Exercise task: Give the number of lines in the records below that include "NetZero". Reply with that number alone.

Stored rows:
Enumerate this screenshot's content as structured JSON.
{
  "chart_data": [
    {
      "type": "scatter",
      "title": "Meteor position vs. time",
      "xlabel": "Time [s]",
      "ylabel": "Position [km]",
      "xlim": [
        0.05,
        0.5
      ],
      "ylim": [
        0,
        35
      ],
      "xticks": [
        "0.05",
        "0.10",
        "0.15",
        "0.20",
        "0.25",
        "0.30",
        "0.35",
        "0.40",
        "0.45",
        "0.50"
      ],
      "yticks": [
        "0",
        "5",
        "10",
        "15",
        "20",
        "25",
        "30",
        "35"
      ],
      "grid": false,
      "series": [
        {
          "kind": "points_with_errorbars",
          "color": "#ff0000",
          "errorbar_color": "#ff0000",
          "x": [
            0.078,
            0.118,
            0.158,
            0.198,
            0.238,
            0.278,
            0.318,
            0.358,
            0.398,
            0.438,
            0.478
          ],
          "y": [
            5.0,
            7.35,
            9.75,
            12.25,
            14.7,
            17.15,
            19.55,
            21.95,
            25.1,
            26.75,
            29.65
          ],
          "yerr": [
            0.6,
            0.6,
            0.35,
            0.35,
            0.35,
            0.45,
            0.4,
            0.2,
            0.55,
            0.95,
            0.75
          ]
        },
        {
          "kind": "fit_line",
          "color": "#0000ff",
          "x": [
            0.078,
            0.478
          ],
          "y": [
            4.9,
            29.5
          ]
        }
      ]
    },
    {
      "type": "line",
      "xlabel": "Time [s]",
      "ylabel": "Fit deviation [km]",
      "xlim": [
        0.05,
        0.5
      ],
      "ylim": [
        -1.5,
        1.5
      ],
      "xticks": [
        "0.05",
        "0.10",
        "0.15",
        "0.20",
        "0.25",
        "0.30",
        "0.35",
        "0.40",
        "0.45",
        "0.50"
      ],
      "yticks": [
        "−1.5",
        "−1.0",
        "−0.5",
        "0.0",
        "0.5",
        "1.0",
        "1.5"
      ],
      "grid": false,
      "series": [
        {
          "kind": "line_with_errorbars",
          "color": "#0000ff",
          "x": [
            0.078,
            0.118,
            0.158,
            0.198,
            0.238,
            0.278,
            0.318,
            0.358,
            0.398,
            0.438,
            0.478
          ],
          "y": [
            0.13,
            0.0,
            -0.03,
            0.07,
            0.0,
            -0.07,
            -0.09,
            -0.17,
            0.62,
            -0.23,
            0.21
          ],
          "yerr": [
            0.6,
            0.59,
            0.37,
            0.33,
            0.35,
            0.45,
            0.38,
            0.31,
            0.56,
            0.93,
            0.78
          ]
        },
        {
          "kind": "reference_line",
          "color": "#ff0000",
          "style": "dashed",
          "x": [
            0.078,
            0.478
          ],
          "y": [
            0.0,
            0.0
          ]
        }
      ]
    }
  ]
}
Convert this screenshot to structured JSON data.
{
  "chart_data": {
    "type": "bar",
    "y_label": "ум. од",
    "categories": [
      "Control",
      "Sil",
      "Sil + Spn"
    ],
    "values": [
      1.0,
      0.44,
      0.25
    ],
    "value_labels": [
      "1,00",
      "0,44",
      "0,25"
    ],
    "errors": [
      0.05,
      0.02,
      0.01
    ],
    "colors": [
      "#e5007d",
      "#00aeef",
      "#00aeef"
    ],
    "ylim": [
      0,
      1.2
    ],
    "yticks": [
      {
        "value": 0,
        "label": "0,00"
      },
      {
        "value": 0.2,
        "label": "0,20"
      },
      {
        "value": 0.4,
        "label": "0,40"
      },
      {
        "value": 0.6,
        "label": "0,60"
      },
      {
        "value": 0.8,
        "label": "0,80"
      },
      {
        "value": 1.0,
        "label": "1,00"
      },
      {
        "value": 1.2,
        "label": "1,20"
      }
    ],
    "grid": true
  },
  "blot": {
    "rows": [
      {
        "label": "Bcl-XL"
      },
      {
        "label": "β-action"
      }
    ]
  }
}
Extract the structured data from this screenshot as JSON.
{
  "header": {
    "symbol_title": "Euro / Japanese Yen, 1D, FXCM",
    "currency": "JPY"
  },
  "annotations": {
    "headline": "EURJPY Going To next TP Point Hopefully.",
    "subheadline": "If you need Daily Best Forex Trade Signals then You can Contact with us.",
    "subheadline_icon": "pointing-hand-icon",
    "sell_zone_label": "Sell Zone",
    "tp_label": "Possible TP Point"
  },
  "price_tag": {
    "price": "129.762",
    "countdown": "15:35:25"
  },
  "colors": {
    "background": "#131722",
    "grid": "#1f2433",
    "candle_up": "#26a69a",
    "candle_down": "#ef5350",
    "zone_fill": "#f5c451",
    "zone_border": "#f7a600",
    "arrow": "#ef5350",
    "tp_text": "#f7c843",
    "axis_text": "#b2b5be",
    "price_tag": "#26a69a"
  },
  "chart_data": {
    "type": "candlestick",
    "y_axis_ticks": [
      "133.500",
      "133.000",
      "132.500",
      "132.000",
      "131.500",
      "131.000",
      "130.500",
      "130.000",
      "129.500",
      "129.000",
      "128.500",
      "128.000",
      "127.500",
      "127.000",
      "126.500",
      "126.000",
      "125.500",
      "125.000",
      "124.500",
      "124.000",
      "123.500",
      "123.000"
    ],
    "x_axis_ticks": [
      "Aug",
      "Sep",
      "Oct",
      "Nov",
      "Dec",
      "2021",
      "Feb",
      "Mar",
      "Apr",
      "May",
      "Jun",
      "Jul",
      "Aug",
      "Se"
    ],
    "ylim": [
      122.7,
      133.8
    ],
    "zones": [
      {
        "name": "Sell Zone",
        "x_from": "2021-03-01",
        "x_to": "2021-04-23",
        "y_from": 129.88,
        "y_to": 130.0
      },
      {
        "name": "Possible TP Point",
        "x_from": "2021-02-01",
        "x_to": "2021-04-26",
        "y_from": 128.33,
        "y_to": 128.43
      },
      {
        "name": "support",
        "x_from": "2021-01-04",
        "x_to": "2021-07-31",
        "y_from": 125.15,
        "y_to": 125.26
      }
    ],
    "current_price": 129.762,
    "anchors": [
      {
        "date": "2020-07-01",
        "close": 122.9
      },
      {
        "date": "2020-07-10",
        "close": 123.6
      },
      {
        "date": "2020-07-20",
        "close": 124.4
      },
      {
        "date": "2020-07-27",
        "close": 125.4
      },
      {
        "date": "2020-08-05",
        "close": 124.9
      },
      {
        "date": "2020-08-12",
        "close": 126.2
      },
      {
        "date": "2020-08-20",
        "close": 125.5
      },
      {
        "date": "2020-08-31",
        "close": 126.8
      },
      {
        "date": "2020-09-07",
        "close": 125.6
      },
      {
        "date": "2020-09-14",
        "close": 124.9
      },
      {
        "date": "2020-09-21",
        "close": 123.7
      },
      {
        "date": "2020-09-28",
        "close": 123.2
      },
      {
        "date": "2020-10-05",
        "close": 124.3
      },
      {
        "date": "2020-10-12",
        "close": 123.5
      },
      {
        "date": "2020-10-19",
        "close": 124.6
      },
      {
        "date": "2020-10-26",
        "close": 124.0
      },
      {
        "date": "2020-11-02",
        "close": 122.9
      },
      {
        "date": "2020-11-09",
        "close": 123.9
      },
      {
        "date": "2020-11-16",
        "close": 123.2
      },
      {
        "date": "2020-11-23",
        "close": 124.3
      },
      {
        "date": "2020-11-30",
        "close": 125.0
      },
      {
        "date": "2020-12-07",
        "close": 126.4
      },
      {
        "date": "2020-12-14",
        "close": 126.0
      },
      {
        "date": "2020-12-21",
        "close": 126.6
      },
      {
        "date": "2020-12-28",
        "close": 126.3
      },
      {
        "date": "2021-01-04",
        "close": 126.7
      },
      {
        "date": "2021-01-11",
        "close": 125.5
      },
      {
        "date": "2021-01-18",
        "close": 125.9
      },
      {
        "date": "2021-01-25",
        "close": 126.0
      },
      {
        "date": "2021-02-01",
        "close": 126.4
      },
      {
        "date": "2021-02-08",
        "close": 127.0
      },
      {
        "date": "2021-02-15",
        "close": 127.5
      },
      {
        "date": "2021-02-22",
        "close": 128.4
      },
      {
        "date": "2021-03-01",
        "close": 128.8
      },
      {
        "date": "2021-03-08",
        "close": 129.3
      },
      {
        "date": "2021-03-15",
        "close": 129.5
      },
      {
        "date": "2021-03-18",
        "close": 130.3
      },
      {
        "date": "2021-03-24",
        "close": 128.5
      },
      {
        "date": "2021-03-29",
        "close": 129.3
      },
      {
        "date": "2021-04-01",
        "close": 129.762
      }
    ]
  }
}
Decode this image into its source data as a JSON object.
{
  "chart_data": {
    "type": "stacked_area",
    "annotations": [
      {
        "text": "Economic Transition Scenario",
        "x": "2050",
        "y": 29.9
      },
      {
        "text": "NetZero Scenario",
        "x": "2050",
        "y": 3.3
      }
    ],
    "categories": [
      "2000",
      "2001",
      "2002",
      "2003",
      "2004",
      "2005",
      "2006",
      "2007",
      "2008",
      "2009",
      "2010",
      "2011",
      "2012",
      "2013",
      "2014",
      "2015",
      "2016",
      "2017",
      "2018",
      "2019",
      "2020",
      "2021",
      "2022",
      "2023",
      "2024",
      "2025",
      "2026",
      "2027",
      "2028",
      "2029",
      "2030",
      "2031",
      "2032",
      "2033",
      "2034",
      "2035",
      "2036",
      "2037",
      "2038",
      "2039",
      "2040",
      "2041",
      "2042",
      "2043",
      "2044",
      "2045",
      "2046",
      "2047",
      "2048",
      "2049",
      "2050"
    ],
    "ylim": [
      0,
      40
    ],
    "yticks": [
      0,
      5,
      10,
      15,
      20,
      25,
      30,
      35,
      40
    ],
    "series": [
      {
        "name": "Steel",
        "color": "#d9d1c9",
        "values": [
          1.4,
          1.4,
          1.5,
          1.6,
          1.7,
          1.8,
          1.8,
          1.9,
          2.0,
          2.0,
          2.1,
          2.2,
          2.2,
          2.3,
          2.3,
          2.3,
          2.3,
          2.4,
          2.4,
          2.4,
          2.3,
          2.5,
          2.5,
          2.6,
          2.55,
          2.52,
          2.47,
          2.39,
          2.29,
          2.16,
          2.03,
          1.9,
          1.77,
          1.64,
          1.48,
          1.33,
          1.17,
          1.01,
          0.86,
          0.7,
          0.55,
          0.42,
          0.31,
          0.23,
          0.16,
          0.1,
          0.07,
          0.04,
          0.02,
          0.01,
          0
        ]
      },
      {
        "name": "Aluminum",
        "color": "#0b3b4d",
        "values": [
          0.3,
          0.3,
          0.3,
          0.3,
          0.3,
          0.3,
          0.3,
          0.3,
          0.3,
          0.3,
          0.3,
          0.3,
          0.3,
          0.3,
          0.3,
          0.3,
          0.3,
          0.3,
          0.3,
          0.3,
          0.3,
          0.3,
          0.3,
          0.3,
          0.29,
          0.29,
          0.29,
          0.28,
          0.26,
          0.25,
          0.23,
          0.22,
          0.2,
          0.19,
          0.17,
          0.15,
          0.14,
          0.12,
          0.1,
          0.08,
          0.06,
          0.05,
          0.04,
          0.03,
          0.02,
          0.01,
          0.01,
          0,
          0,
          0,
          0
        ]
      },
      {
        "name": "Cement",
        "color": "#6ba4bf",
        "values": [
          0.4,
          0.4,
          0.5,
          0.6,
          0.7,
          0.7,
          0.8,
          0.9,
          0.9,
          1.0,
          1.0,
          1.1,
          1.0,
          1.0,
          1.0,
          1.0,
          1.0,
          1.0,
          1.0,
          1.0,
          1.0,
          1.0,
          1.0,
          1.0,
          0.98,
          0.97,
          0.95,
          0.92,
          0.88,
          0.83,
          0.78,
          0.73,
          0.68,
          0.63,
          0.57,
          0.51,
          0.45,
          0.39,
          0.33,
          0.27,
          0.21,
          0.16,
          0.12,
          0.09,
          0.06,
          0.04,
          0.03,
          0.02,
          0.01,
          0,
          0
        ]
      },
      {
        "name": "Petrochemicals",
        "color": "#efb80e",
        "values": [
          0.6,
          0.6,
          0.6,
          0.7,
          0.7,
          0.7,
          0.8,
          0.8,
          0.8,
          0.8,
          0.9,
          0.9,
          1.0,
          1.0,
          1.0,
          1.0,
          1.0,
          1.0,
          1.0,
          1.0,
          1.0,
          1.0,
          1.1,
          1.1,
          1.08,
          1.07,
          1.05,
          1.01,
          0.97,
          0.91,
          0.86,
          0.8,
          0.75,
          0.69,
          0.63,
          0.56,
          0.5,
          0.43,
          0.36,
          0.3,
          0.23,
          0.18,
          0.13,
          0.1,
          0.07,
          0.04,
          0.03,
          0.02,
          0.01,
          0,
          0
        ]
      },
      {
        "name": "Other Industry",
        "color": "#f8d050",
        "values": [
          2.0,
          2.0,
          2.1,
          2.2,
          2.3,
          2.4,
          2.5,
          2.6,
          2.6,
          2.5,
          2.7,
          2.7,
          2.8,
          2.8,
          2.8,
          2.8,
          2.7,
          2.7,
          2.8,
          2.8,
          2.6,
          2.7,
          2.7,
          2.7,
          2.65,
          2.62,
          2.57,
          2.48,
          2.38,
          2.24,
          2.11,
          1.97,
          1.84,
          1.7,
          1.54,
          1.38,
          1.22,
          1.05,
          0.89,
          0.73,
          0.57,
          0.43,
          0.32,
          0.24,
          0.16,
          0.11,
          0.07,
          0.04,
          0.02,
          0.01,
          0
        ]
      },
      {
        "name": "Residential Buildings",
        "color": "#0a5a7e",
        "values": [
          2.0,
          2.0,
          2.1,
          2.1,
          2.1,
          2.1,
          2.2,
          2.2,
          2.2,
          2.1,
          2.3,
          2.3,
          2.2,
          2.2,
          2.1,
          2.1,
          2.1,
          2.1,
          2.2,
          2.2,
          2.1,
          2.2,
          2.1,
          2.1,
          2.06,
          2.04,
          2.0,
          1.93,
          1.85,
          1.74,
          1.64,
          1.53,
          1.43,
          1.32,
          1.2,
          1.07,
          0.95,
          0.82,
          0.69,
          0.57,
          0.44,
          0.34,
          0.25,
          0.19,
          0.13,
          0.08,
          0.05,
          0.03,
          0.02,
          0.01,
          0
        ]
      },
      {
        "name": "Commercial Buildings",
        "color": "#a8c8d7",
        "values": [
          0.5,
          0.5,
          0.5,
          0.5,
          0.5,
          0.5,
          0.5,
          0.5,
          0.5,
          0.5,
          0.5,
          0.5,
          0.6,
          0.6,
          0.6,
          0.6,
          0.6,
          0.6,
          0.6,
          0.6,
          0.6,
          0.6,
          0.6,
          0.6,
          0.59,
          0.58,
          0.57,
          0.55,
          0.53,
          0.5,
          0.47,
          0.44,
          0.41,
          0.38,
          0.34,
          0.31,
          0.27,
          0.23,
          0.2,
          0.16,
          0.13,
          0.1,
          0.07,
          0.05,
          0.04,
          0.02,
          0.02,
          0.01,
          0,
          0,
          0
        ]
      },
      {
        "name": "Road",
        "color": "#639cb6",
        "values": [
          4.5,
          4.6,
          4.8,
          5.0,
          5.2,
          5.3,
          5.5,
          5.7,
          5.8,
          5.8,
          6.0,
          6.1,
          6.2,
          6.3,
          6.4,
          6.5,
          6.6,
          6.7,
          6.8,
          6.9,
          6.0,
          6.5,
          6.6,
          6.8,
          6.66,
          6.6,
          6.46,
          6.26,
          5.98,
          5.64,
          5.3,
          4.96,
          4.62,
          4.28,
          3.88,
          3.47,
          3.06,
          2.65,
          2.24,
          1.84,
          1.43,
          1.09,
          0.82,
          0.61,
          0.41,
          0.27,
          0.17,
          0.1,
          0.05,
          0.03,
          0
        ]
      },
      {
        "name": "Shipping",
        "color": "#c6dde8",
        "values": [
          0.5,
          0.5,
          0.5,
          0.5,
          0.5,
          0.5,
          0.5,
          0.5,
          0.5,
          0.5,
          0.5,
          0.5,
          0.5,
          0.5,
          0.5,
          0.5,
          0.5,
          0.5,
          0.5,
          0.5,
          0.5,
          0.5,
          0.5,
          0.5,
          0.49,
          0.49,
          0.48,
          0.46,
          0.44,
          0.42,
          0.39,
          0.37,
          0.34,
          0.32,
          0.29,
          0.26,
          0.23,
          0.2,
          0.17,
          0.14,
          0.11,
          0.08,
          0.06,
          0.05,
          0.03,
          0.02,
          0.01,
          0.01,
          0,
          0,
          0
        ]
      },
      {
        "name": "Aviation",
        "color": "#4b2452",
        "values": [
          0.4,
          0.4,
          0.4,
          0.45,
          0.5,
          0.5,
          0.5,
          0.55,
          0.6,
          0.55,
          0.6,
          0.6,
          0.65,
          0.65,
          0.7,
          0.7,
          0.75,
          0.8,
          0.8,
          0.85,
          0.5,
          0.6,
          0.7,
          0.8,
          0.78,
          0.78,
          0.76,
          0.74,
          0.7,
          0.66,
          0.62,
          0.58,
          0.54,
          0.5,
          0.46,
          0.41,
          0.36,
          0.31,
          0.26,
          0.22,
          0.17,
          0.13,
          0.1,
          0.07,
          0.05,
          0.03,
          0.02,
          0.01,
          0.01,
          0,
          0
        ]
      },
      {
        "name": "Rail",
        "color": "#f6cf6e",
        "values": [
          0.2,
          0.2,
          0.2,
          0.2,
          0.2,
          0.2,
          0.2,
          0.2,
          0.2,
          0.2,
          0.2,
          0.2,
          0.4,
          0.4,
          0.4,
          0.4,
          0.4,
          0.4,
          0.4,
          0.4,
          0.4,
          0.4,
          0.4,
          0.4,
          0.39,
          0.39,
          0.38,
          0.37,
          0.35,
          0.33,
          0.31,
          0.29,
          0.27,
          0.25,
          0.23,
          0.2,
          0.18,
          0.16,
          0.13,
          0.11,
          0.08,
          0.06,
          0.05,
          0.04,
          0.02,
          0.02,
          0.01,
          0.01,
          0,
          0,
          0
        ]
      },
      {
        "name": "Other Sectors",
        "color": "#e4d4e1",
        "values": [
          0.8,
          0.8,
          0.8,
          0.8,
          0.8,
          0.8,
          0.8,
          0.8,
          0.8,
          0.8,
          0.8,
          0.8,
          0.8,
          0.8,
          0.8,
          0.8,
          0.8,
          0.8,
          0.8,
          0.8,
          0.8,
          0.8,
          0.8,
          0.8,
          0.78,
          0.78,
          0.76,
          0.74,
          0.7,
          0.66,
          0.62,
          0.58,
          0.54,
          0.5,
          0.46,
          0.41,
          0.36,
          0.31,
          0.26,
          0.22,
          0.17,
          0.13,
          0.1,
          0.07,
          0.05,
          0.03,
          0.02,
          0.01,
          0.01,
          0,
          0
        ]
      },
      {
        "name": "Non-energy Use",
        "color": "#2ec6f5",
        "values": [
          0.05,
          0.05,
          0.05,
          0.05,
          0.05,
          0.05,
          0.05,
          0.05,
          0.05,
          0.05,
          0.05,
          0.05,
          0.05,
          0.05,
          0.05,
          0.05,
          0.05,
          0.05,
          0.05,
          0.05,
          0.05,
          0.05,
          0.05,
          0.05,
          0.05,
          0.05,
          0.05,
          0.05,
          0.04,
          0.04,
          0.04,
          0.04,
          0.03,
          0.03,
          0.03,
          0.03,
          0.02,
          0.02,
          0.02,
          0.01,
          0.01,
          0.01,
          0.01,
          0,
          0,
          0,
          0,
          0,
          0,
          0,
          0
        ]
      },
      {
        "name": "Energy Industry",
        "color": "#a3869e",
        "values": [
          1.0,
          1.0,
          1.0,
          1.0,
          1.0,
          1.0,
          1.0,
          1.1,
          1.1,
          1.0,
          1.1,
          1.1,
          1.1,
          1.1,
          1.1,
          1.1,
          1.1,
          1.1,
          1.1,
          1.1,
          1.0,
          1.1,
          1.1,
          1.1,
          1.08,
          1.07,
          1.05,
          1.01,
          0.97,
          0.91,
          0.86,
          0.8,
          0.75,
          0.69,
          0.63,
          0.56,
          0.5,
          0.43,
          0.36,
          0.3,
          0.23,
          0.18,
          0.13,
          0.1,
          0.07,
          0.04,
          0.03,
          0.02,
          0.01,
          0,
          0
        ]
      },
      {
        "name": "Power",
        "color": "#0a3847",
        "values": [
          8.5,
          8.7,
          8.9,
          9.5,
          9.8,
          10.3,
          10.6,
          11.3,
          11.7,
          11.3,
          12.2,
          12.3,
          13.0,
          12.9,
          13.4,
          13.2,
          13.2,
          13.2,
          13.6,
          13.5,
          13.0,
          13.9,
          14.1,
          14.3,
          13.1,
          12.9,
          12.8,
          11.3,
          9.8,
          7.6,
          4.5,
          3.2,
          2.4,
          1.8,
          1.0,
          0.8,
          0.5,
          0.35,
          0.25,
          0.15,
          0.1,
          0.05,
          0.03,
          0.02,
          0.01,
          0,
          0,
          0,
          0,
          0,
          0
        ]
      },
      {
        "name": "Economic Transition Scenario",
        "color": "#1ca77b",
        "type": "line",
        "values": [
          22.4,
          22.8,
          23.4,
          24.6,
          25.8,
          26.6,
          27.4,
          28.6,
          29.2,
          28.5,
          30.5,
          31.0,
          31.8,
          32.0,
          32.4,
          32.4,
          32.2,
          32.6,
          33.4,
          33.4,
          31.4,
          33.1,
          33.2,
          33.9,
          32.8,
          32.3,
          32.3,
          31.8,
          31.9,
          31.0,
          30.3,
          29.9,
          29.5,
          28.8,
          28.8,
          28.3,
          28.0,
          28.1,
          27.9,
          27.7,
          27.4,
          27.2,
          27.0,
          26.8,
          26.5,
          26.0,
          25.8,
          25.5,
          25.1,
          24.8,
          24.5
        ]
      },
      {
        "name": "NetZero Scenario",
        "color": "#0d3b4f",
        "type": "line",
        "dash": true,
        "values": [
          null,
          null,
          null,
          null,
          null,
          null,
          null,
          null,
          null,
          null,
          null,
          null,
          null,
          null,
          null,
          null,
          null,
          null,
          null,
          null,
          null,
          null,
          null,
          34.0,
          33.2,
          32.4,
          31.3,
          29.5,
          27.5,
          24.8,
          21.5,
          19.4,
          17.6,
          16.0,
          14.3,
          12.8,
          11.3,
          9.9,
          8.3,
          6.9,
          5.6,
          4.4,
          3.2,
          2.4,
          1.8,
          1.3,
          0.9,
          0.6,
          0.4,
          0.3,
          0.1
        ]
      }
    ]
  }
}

Task answer: 2